◆ **EXERCISE DETAILS**
Within the listing below, locate all lines containing the word "食品饮料". Copy each one.

========

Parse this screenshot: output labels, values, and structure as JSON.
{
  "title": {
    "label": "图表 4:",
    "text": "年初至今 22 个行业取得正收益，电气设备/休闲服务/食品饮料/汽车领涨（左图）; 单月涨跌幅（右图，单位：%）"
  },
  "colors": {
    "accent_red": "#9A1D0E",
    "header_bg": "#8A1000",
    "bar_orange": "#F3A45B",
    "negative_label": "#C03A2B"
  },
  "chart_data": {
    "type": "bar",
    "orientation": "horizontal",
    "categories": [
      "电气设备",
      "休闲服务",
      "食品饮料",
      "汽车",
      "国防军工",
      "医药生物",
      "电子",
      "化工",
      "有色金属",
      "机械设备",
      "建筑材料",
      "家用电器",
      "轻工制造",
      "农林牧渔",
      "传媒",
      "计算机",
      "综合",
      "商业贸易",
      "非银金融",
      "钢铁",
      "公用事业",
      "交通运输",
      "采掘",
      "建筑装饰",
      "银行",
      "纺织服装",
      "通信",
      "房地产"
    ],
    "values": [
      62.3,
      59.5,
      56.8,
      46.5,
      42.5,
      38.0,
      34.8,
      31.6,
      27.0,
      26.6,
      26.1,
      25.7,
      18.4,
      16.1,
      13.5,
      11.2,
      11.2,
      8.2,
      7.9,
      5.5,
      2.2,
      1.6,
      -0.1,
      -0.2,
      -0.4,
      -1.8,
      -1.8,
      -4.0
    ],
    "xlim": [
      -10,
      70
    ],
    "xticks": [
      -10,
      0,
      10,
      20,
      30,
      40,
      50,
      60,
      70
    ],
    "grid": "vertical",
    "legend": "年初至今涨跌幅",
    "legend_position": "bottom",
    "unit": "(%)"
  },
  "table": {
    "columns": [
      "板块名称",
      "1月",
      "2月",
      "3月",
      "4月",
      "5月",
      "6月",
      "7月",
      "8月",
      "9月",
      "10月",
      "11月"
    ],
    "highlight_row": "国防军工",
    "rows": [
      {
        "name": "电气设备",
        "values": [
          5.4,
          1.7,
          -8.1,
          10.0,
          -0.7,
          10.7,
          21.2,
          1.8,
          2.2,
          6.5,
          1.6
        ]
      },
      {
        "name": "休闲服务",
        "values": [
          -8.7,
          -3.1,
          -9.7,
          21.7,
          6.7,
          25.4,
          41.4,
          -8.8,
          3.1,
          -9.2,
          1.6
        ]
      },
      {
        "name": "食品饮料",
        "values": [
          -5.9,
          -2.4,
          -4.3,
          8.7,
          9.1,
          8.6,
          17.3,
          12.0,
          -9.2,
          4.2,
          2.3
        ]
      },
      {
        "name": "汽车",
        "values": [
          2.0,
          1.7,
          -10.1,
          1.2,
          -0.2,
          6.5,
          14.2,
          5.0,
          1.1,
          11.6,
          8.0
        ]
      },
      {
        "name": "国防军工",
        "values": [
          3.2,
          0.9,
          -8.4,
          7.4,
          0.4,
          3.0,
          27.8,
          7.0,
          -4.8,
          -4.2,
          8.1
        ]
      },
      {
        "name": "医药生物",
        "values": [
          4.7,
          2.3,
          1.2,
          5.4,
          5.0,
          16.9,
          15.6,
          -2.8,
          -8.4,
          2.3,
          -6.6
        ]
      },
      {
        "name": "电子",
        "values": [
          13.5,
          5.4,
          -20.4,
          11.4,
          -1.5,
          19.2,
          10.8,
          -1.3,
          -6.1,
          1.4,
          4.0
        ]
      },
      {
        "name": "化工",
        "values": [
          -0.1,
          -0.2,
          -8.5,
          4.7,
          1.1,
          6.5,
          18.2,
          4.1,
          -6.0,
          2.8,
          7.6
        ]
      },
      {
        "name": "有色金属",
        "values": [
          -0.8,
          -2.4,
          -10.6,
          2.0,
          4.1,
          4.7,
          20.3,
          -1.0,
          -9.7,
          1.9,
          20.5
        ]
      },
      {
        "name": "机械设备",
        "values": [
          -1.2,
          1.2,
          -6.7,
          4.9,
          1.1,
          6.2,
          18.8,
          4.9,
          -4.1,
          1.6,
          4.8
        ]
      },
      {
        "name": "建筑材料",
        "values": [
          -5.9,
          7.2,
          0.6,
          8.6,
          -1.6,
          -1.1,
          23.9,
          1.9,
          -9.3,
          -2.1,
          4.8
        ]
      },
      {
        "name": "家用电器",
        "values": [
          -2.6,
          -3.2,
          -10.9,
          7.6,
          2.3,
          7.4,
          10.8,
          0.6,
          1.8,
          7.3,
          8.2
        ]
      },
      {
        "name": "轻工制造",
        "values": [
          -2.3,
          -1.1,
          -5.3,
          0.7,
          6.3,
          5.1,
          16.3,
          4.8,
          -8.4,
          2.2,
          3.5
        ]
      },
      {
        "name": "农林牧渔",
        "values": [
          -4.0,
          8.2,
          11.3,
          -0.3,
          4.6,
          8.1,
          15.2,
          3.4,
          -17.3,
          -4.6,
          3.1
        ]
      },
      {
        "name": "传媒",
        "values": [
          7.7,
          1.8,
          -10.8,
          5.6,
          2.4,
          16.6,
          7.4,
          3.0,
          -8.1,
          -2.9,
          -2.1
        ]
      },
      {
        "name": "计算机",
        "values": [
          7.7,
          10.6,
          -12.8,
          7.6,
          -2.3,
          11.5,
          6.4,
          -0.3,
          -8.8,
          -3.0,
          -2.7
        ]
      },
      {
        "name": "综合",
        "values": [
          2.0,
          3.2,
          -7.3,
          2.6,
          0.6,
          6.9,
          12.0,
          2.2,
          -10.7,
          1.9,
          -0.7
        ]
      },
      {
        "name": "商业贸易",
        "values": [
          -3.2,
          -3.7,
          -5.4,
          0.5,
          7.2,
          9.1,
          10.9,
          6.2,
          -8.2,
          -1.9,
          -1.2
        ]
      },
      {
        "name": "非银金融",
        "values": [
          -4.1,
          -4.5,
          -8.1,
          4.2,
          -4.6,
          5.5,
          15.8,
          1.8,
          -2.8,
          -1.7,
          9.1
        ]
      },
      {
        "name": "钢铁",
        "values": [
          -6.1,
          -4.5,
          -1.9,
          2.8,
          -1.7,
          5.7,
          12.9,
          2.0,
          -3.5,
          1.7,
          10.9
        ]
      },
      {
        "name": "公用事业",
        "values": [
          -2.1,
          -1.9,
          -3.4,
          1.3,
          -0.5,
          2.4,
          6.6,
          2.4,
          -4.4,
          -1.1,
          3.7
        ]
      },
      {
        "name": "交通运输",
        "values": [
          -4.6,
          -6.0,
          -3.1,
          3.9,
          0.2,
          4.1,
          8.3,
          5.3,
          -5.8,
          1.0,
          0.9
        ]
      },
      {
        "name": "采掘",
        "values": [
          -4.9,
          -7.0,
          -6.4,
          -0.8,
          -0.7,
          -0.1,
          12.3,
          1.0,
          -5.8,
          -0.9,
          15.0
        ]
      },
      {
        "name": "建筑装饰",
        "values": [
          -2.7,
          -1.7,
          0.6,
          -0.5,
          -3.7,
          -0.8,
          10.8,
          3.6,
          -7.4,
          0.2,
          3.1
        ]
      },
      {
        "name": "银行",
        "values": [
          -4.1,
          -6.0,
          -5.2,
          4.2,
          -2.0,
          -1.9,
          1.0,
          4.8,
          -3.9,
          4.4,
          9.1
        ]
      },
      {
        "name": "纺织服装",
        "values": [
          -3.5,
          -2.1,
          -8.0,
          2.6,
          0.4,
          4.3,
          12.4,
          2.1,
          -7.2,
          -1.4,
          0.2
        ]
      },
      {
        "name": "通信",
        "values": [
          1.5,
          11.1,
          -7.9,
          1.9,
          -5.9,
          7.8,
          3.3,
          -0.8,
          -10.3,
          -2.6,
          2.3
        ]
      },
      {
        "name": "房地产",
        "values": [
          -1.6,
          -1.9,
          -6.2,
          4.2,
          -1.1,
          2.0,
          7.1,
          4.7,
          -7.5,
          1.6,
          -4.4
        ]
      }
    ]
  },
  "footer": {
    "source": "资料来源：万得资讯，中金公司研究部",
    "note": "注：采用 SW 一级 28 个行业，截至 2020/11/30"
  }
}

========

◆ **THE RESULT**
    "text": "年初至今 22 个行业取得正收益，电气设备/休闲服务/食品饮料/汽车领涨（左图）; 单月涨跌幅（右图，单位：%）"
      "食品饮料",
        "name": "食品饮料",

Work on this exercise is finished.